▶ [CHALLENGE]: List each line in which the string "filled" appears.

--- start of RECORDS SHOWN ---

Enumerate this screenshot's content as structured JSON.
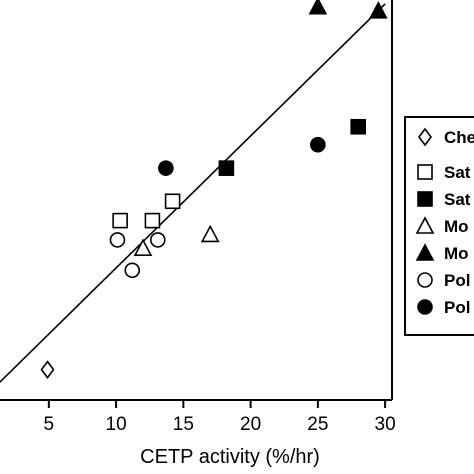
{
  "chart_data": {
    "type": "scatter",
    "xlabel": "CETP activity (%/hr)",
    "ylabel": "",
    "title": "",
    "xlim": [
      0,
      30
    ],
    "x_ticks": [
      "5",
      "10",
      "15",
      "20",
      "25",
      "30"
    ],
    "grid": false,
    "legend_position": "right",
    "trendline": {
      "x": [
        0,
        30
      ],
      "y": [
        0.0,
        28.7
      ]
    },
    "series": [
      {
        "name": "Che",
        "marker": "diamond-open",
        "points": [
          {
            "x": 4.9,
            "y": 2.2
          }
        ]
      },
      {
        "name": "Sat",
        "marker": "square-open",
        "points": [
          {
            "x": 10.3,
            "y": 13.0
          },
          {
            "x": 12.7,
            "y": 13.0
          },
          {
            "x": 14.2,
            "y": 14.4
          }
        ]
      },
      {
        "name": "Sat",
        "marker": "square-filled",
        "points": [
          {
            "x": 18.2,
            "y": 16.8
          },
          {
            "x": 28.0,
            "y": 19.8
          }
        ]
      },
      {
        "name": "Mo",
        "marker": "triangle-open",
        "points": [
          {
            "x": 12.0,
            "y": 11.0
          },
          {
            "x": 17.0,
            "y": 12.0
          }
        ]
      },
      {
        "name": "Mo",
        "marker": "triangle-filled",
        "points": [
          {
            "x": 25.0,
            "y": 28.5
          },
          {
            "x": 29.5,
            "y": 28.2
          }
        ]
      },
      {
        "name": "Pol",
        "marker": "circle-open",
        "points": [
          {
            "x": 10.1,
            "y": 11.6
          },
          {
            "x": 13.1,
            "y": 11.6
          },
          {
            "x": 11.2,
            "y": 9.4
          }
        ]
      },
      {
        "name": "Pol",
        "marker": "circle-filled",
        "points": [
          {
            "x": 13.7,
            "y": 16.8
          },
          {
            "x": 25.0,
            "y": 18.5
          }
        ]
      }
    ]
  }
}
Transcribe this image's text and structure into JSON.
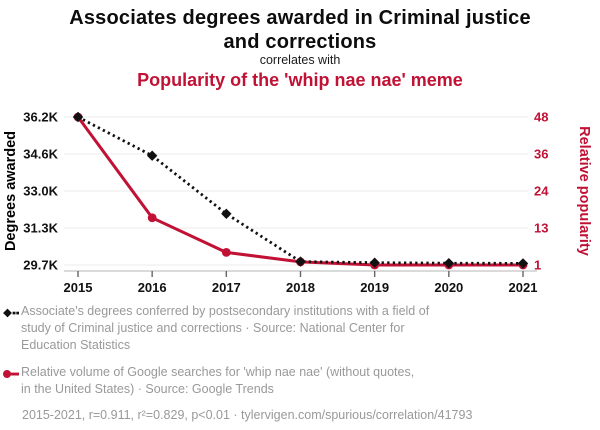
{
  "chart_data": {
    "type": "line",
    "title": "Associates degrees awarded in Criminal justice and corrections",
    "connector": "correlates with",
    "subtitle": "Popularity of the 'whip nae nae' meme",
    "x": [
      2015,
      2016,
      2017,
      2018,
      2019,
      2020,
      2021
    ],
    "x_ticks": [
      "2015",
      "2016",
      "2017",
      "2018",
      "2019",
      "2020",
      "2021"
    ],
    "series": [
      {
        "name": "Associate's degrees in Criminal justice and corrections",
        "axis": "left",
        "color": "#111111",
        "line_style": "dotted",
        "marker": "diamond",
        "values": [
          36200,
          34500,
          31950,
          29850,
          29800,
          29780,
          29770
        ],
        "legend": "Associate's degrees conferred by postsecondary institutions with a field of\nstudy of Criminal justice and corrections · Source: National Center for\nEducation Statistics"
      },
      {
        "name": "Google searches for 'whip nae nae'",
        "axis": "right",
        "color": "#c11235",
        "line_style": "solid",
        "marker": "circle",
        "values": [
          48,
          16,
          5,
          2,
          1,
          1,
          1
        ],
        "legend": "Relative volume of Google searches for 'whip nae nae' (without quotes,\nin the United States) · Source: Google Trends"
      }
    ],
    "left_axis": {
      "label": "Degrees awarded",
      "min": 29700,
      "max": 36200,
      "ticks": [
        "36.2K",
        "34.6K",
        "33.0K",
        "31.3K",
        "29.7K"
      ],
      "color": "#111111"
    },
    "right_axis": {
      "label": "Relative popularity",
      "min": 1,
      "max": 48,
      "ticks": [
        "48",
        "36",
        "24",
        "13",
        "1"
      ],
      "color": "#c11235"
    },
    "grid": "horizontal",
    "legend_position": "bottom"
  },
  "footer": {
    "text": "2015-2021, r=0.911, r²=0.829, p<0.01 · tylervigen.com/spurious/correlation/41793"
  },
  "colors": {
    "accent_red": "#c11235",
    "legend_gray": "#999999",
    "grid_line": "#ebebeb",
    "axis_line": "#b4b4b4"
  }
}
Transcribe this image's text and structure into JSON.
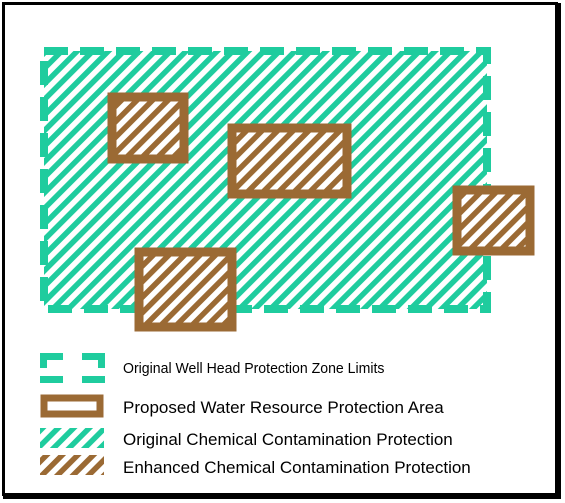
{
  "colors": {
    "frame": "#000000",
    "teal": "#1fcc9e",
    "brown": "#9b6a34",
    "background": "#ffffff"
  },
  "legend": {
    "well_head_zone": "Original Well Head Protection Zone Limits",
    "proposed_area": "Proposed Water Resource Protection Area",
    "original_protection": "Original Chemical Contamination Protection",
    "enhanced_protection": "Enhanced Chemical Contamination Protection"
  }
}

--- end of RECORDS SHOWN ---

▶ [RESPONSE TO THIS TASK]:
        "marker": "square-filled",
        "marker": "triangle-filled",
        "marker": "circle-filled",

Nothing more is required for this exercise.